## PROBLEM TO WORK ON
Each line that holds the word "list" should be returned.

## Entries from a dataset
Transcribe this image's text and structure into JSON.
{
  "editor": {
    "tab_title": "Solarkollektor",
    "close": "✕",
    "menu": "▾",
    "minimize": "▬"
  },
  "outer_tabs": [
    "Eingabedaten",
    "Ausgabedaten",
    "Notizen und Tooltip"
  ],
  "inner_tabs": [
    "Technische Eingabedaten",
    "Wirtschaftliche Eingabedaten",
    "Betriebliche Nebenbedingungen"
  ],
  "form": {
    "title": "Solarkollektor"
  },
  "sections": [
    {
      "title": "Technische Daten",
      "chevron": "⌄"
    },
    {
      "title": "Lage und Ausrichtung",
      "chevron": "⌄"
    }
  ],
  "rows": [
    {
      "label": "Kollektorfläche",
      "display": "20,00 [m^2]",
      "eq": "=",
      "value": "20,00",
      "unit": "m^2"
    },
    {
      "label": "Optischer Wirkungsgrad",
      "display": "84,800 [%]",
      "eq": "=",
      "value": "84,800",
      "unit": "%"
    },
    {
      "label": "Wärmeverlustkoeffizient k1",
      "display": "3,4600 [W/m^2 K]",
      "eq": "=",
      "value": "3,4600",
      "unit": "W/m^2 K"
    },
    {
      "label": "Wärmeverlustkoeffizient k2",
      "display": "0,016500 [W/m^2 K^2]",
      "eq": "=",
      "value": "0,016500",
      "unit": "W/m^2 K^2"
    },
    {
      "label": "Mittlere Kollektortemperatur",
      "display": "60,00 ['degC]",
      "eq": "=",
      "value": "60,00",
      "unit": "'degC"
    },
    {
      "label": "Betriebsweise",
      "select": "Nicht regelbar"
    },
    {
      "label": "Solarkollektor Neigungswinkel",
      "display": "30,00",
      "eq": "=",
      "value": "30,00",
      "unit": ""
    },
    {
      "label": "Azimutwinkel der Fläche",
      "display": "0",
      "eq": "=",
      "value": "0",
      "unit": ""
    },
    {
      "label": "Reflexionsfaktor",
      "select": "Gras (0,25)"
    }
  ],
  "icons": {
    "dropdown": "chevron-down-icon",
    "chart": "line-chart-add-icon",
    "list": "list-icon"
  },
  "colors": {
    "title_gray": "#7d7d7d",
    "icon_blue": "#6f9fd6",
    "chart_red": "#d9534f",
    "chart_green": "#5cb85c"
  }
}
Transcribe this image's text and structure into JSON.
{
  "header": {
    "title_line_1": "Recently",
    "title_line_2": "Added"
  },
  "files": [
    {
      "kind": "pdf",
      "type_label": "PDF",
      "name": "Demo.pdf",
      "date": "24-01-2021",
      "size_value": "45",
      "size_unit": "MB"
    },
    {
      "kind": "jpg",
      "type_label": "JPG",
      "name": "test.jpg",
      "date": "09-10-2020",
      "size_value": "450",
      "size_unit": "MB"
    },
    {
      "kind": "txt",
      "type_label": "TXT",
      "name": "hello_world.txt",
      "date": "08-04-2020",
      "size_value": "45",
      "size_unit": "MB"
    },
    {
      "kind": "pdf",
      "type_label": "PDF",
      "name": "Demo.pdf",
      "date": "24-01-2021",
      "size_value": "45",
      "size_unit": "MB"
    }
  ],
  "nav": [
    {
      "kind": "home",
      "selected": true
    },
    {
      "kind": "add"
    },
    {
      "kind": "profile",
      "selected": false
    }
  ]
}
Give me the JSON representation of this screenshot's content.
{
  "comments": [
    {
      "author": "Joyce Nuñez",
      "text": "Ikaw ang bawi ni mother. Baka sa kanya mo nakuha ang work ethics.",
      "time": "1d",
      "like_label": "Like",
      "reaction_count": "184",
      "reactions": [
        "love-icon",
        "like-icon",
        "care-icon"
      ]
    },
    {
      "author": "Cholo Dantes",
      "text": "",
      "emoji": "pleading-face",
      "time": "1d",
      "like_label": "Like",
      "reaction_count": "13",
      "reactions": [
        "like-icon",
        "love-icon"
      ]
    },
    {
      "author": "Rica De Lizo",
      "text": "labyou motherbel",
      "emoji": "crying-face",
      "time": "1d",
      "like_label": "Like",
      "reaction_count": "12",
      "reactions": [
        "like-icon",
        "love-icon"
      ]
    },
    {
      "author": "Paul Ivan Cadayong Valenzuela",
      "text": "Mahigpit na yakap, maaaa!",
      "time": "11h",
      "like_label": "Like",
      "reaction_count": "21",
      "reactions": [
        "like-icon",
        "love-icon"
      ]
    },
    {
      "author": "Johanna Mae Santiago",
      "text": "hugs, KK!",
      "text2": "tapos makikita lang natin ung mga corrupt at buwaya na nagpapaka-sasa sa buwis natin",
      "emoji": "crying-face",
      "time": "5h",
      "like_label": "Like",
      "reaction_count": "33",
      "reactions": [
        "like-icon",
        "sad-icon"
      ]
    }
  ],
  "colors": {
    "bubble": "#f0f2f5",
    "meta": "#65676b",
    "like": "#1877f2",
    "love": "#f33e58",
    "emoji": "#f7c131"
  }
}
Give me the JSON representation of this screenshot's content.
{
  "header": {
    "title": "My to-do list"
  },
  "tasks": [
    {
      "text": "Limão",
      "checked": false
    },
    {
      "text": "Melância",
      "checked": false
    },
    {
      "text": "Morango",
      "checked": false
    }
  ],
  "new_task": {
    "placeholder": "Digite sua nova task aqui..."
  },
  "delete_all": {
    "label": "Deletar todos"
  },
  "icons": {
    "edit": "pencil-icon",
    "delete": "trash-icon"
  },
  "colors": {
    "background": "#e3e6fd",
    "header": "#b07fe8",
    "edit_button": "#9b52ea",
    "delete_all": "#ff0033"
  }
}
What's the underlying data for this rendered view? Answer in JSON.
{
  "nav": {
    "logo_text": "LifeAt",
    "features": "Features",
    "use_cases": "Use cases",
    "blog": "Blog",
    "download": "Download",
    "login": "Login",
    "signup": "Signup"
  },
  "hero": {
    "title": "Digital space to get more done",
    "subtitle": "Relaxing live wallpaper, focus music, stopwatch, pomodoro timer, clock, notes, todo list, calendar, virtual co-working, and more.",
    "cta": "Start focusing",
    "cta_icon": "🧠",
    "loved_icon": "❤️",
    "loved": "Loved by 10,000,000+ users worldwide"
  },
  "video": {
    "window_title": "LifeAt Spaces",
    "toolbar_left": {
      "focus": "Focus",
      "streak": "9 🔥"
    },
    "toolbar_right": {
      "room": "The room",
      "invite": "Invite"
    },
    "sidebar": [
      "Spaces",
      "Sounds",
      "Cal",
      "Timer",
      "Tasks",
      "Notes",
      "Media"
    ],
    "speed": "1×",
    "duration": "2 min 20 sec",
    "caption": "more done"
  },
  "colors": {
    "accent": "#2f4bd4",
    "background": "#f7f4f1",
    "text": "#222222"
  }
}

## ANSWER TO THE TASK
    "list": "list-icon"
    "title": "My to-do list"
    "subtitle": "Relaxing live wallpaper, focus music, stopwatch, pomodoro timer, clock, notes, todo list, calendar, virtual co-working, and more.",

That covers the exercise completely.